## DATA LINES:
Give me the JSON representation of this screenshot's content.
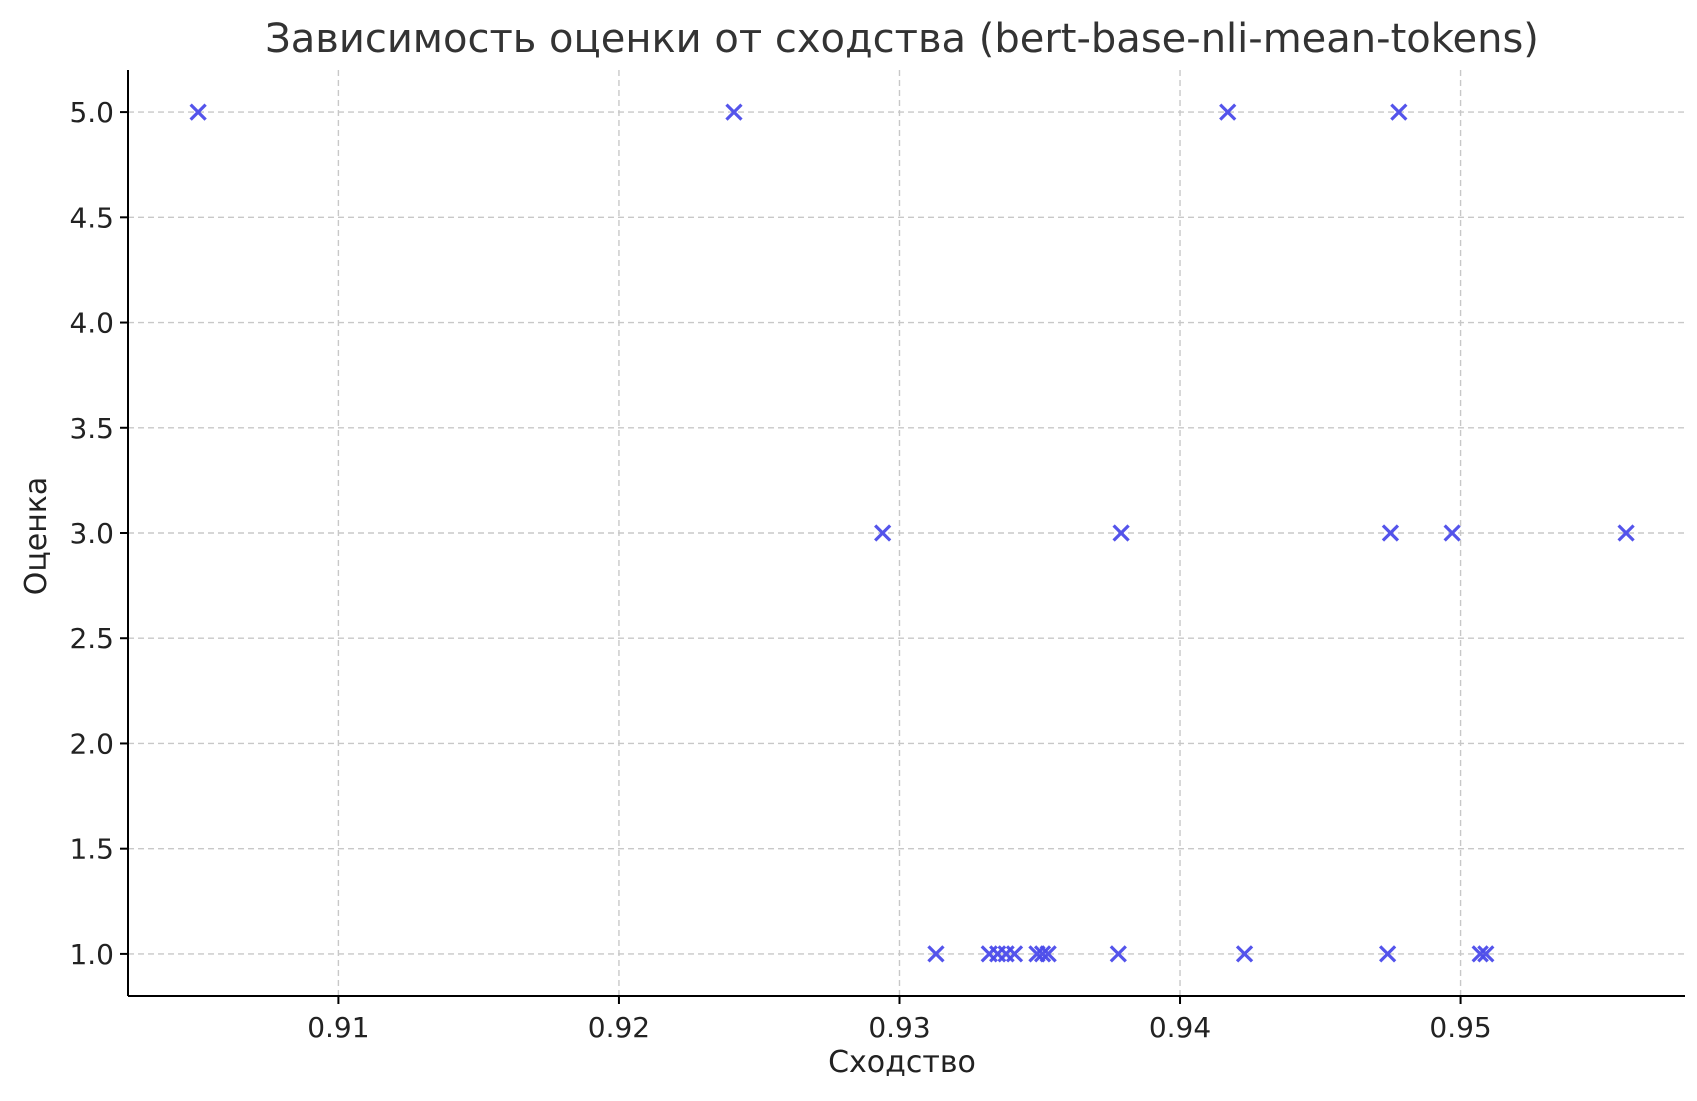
{
  "chart_data": {
    "type": "scatter",
    "title": "Зависимость оценки от сходства (bert-base-nli-mean-tokens)",
    "xlabel": "Сходство",
    "ylabel": "Оценка",
    "xlim": [
      0.9025,
      0.958
    ],
    "ylim": [
      0.8,
      5.2
    ],
    "xticks": [
      0.91,
      0.92,
      0.93,
      0.94,
      0.95
    ],
    "xtick_labels": [
      "0.91",
      "0.92",
      "0.93",
      "0.94",
      "0.95"
    ],
    "yticks": [
      1.0,
      1.5,
      2.0,
      2.5,
      3.0,
      3.5,
      4.0,
      4.5,
      5.0
    ],
    "ytick_labels": [
      "1.0",
      "1.5",
      "2.0",
      "2.5",
      "3.0",
      "3.5",
      "4.0",
      "4.5",
      "5.0"
    ],
    "grid": true,
    "marker": "x",
    "color": "#4b4bea",
    "points": [
      {
        "x": 0.905,
        "y": 5.0
      },
      {
        "x": 0.9241,
        "y": 5.0
      },
      {
        "x": 0.9417,
        "y": 5.0
      },
      {
        "x": 0.9478,
        "y": 5.0
      },
      {
        "x": 0.9294,
        "y": 3.0
      },
      {
        "x": 0.9379,
        "y": 3.0
      },
      {
        "x": 0.9475,
        "y": 3.0
      },
      {
        "x": 0.9497,
        "y": 3.0
      },
      {
        "x": 0.9559,
        "y": 3.0
      },
      {
        "x": 0.9313,
        "y": 1.0
      },
      {
        "x": 0.9332,
        "y": 1.0
      },
      {
        "x": 0.9335,
        "y": 1.0
      },
      {
        "x": 0.9338,
        "y": 1.0
      },
      {
        "x": 0.9341,
        "y": 1.0
      },
      {
        "x": 0.9349,
        "y": 1.0
      },
      {
        "x": 0.9351,
        "y": 1.0
      },
      {
        "x": 0.9353,
        "y": 1.0
      },
      {
        "x": 0.9378,
        "y": 1.0
      },
      {
        "x": 0.9423,
        "y": 1.0
      },
      {
        "x": 0.9474,
        "y": 1.0
      },
      {
        "x": 0.9507,
        "y": 1.0
      },
      {
        "x": 0.9509,
        "y": 1.0
      }
    ]
  }
}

## EXERCISE BRIEF:
Return all of the entries exactly as written, but drop any pictures they hold.

## THE RESPONSE:
Give me the JSON representation of this screenshot's content.
{
  "chart_data": {
    "type": "scatter",
    "title": "Зависимость оценки от сходства (bert-base-nli-mean-tokens)",
    "xlabel": "Сходство",
    "ylabel": "Оценка",
    "xlim": [
      0.9025,
      0.958
    ],
    "ylim": [
      0.8,
      5.2
    ],
    "xticks": [
      0.91,
      0.92,
      0.93,
      0.94,
      0.95
    ],
    "xtick_labels": [
      "0.91",
      "0.92",
      "0.93",
      "0.94",
      "0.95"
    ],
    "yticks": [
      1.0,
      1.5,
      2.0,
      2.5,
      3.0,
      3.5,
      4.0,
      4.5,
      5.0
    ],
    "ytick_labels": [
      "1.0",
      "1.5",
      "2.0",
      "2.5",
      "3.0",
      "3.5",
      "4.0",
      "4.5",
      "5.0"
    ],
    "grid": true,
    "marker": "x",
    "color": "#4b4bea",
    "points": [
      {
        "x": 0.905,
        "y": 5.0
      },
      {
        "x": 0.9241,
        "y": 5.0
      },
      {
        "x": 0.9417,
        "y": 5.0
      },
      {
        "x": 0.9478,
        "y": 5.0
      },
      {
        "x": 0.9294,
        "y": 3.0
      },
      {
        "x": 0.9379,
        "y": 3.0
      },
      {
        "x": 0.9475,
        "y": 3.0
      },
      {
        "x": 0.9497,
        "y": 3.0
      },
      {
        "x": 0.9559,
        "y": 3.0
      },
      {
        "x": 0.9313,
        "y": 1.0
      },
      {
        "x": 0.9332,
        "y": 1.0
      },
      {
        "x": 0.9335,
        "y": 1.0
      },
      {
        "x": 0.9338,
        "y": 1.0
      },
      {
        "x": 0.9341,
        "y": 1.0
      },
      {
        "x": 0.9349,
        "y": 1.0
      },
      {
        "x": 0.9351,
        "y": 1.0
      },
      {
        "x": 0.9353,
        "y": 1.0
      },
      {
        "x": 0.9378,
        "y": 1.0
      },
      {
        "x": 0.9423,
        "y": 1.0
      },
      {
        "x": 0.9474,
        "y": 1.0
      },
      {
        "x": 0.9507,
        "y": 1.0
      },
      {
        "x": 0.9509,
        "y": 1.0
      }
    ]
  }
}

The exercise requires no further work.